## Your instructions
Edit everything from the line containing "Identify all the" down to the line containing "data-point: [762, 55, 783, 77]", replacing "data-point" with "marker" and leaving the rest of those lines untouched.

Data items
## BEGIN

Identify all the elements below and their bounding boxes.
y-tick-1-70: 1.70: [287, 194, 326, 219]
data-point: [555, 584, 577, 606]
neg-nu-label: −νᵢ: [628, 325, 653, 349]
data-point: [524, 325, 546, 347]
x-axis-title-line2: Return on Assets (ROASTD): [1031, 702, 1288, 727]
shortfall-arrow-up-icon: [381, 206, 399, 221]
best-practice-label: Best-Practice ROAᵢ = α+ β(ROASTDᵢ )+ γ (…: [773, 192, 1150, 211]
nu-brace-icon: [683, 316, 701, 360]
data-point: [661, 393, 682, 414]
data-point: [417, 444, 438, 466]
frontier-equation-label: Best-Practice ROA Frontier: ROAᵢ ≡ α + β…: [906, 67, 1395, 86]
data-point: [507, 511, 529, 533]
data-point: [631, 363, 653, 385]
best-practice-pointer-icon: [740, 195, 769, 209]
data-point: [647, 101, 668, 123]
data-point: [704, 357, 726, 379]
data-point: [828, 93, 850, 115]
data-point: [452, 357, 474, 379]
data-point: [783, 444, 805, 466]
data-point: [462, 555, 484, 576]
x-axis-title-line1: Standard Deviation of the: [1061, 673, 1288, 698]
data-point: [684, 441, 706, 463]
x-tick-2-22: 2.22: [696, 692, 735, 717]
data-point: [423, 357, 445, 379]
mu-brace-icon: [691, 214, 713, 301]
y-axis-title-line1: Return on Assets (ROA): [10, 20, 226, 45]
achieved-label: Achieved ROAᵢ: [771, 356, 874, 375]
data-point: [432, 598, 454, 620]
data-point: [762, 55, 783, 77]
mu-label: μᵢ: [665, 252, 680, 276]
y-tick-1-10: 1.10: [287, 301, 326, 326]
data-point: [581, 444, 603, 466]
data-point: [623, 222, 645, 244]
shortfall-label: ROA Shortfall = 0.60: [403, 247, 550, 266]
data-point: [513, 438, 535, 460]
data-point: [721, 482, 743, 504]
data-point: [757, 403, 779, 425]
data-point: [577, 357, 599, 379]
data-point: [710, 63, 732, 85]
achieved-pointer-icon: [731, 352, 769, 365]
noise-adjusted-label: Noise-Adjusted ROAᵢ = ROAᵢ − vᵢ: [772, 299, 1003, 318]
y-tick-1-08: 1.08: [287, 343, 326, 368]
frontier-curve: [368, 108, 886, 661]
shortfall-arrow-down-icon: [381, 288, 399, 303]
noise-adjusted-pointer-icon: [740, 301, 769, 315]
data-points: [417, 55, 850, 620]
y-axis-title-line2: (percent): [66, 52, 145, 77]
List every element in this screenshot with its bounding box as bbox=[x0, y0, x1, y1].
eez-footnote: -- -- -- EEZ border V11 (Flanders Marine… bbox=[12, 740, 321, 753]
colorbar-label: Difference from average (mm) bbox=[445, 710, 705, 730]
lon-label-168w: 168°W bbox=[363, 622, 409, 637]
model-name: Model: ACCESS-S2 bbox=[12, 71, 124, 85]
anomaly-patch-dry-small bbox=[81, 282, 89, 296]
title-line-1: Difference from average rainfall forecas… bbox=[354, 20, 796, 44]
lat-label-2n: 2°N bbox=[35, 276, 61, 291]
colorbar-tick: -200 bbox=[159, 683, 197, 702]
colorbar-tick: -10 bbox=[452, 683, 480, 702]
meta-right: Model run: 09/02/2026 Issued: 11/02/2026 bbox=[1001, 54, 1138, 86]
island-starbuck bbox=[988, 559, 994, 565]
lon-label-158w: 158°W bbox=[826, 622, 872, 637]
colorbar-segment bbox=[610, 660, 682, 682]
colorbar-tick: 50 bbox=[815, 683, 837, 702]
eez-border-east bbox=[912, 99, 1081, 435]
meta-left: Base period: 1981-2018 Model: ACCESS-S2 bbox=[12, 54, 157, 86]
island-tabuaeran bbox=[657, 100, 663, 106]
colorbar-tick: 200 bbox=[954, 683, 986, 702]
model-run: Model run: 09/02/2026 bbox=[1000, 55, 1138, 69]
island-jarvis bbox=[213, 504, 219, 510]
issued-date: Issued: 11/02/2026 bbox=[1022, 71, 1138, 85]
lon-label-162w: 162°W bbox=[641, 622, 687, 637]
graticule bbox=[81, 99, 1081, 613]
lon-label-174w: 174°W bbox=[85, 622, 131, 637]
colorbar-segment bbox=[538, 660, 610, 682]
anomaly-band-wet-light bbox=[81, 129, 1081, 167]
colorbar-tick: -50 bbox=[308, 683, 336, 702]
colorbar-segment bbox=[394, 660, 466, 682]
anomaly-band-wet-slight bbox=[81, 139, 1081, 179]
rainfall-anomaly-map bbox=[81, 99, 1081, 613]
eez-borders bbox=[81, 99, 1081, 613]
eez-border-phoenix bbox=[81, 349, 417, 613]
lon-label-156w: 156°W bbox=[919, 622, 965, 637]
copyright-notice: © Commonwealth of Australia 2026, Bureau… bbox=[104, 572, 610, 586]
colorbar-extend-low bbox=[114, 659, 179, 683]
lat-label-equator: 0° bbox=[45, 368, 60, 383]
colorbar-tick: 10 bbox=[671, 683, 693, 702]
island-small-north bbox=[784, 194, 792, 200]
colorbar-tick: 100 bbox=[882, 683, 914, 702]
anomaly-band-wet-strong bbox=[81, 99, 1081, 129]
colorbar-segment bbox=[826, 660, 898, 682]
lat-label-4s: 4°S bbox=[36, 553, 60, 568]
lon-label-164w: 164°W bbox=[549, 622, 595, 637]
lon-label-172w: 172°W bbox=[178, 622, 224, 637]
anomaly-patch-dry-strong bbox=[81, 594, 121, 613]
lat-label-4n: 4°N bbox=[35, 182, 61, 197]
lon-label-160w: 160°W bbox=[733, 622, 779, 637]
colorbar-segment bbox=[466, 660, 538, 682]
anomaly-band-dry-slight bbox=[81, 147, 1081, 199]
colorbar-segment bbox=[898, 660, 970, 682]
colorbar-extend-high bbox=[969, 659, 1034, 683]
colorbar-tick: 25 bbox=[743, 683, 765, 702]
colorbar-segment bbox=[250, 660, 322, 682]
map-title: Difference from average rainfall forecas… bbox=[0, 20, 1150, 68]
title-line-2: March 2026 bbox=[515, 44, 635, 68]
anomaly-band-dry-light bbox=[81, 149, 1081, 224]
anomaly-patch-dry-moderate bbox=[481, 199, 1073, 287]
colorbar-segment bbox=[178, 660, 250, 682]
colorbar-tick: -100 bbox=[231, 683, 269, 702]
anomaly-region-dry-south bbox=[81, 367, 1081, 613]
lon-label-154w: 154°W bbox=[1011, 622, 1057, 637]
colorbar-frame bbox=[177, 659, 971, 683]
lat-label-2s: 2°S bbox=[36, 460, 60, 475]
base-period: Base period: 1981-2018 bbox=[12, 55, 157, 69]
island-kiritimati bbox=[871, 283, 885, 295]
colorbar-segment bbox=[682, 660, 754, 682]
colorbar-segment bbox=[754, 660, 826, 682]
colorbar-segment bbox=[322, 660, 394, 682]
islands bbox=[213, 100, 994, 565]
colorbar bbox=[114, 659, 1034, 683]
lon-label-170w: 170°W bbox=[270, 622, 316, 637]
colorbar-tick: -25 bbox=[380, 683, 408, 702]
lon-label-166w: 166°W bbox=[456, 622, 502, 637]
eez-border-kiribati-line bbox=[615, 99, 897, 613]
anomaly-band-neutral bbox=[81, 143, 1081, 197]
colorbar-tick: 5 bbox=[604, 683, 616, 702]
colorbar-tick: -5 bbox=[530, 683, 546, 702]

## END
## BEGIN

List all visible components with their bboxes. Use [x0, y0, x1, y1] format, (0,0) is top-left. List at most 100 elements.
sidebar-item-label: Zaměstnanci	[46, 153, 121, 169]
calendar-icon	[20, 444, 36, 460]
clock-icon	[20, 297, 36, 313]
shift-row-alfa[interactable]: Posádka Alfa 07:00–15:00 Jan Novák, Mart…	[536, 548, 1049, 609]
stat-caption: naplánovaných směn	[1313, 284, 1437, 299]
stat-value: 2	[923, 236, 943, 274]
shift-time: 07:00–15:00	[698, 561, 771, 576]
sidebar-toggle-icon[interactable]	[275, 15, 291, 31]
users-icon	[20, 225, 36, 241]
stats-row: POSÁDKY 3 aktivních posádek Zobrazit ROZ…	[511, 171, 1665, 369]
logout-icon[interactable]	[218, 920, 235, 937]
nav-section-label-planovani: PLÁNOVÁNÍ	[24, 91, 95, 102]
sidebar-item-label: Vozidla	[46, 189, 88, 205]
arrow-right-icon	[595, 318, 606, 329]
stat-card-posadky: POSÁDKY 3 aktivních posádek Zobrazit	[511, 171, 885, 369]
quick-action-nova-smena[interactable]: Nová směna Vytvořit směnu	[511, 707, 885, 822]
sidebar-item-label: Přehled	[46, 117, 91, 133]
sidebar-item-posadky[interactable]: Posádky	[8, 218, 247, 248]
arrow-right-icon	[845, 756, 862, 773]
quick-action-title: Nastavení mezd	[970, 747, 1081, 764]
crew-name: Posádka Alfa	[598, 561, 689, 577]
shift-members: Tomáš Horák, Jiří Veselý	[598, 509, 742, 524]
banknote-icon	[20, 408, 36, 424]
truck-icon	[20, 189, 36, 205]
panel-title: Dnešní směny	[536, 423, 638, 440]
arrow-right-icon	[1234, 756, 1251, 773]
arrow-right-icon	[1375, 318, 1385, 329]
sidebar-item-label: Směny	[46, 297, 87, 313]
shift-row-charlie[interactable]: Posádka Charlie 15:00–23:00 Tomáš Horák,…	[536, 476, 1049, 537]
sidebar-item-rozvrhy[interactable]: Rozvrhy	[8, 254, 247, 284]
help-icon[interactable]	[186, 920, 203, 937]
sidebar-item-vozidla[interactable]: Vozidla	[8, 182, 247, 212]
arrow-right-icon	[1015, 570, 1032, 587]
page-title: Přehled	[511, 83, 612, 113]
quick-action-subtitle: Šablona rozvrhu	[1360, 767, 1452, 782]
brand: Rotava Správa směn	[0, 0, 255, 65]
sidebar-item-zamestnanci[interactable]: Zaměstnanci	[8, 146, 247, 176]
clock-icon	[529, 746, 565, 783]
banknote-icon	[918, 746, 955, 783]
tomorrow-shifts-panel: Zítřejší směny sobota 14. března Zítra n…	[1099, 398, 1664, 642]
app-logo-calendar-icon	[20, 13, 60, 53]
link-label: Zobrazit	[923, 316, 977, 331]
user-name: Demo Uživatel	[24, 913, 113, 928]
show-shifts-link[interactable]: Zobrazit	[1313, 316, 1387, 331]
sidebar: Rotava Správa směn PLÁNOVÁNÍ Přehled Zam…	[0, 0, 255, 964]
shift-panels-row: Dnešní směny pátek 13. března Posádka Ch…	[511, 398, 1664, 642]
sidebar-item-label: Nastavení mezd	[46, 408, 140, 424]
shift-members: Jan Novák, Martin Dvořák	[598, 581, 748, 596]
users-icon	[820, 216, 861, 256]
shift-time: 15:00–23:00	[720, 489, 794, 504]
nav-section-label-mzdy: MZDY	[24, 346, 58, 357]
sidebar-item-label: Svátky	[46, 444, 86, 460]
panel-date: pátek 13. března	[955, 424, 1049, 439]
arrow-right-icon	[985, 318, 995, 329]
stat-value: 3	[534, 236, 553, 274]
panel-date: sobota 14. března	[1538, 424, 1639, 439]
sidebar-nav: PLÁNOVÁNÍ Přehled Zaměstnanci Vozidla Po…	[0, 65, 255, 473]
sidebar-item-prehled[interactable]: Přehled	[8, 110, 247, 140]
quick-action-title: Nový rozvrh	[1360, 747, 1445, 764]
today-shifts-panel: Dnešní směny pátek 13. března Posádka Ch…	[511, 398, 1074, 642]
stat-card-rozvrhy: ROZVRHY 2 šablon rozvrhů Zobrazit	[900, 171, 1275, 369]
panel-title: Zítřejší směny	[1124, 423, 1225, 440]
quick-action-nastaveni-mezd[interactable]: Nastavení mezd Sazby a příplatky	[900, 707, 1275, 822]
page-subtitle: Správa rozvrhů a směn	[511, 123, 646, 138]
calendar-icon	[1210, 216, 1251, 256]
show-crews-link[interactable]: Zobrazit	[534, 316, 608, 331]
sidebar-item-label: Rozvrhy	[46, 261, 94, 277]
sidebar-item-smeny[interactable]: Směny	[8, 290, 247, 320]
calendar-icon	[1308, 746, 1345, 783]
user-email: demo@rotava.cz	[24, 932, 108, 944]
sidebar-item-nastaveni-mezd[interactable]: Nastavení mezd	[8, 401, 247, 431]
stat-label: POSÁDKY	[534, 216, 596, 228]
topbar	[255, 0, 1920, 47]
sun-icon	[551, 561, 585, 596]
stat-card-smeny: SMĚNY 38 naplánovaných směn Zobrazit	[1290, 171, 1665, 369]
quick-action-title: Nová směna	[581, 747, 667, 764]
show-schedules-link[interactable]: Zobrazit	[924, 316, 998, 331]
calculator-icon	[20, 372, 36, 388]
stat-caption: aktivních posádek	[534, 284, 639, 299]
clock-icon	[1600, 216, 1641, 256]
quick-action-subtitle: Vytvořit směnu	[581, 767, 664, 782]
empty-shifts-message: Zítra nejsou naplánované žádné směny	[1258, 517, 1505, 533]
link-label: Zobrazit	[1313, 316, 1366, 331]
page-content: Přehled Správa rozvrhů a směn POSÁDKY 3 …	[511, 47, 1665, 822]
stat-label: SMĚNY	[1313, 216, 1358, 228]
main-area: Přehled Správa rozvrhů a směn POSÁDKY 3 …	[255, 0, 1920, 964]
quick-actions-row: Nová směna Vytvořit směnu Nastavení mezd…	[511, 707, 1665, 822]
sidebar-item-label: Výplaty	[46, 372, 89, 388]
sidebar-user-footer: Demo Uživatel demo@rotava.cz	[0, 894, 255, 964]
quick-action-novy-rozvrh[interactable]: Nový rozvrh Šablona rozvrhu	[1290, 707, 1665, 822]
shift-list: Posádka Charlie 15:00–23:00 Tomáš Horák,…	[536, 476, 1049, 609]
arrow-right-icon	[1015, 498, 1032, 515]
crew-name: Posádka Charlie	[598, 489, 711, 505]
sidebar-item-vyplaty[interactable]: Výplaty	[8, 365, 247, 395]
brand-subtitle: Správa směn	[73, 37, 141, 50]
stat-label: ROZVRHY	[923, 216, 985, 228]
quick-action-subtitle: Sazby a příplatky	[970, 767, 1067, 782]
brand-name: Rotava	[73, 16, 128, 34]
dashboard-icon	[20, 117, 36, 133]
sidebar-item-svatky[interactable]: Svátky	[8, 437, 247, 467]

## END
## BEGIN

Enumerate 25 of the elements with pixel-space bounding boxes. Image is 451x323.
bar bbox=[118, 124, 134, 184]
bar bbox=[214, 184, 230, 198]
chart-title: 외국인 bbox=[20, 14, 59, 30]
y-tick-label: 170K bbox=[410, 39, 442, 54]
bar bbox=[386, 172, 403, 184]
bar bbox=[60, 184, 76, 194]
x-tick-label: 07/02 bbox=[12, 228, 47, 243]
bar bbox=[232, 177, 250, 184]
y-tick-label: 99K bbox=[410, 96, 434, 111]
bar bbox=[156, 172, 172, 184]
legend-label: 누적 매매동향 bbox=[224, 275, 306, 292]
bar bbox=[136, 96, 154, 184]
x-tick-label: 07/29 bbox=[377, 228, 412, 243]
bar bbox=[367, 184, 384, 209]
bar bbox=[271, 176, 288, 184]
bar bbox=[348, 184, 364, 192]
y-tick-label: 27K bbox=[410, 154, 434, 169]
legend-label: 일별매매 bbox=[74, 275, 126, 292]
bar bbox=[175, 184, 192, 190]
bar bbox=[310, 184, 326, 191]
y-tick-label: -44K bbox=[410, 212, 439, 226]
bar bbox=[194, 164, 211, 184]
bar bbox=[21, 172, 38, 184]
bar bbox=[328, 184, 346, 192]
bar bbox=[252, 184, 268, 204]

## END

## Finished task
Identify all the elements below and their bounding boxes.
y-tick-1-70: 1.70: [287, 194, 326, 219]
marker: [555, 584, 577, 606]
neg-nu-label: −νᵢ: [628, 325, 653, 349]
marker: [524, 325, 546, 347]
x-axis-title-line2: Return on Assets (ROASTD): [1031, 702, 1288, 727]
shortfall-arrow-up-icon: [381, 206, 399, 221]
best-practice-label: Best-Practice ROAᵢ = α+ β(ROASTDᵢ )+ γ (…: [773, 192, 1150, 211]
nu-brace-icon: [683, 316, 701, 360]
marker: [661, 393, 682, 414]
marker: [417, 444, 438, 466]
frontier-equation-label: Best-Practice ROA Frontier: ROAᵢ ≡ α + β…: [906, 67, 1395, 86]
marker: [507, 511, 529, 533]
marker: [631, 363, 653, 385]
best-practice-pointer-icon: [740, 195, 769, 209]
marker: [647, 101, 668, 123]
marker: [704, 357, 726, 379]
marker: [828, 93, 850, 115]
marker: [452, 357, 474, 379]
marker: [783, 444, 805, 466]
marker: [462, 555, 484, 576]
x-axis-title-line1: Standard Deviation of the: [1061, 673, 1288, 698]
marker: [684, 441, 706, 463]
x-tick-2-22: 2.22: [696, 692, 735, 717]
marker: [423, 357, 445, 379]
mu-brace-icon: [691, 214, 713, 301]
y-axis-title-line1: Return on Assets (ROA): [10, 20, 226, 45]
achieved-label: Achieved ROAᵢ: [771, 356, 874, 375]
marker: [432, 598, 454, 620]
marker: [762, 55, 783, 77]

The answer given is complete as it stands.